#### DATA PROVIDED ####

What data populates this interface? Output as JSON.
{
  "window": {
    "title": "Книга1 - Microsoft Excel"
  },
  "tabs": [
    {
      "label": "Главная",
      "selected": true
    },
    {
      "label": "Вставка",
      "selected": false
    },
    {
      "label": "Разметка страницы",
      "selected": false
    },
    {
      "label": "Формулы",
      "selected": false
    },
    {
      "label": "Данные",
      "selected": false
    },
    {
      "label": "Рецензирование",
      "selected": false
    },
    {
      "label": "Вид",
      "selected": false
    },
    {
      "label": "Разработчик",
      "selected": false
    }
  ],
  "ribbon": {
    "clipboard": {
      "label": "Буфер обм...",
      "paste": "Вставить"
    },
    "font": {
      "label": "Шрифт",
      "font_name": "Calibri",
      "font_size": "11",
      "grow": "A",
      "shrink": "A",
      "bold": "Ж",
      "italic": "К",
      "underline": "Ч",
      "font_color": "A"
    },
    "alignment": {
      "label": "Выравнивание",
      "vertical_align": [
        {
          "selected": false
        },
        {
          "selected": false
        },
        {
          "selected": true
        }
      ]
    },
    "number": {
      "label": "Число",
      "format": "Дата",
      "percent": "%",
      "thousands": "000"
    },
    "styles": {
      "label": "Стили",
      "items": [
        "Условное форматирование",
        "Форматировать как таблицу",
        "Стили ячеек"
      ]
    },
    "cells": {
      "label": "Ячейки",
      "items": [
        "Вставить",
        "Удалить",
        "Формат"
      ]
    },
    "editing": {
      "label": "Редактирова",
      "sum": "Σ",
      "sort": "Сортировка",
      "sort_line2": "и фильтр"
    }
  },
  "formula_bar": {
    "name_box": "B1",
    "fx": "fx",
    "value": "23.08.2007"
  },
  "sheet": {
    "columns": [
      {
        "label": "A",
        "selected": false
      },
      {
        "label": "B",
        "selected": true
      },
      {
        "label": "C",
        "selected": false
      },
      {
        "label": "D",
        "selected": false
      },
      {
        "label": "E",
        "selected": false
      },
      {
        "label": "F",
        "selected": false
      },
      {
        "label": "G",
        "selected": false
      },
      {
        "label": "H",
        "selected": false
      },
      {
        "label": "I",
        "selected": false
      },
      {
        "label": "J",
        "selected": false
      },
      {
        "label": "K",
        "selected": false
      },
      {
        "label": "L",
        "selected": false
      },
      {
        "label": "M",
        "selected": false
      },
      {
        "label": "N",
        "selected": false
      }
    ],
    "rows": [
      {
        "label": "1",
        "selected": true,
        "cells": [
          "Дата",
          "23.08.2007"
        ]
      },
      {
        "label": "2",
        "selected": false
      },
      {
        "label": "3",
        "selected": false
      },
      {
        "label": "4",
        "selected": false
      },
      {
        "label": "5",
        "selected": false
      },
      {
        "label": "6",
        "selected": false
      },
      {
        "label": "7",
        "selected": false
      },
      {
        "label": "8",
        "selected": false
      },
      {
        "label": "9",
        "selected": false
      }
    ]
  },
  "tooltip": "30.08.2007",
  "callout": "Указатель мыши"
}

####

### YOUR INSTRUCTIONS
In the records above, tally the lines where the word "true" appears, and give the number and nothing else.

### RESULT OF THE EXERCISE
4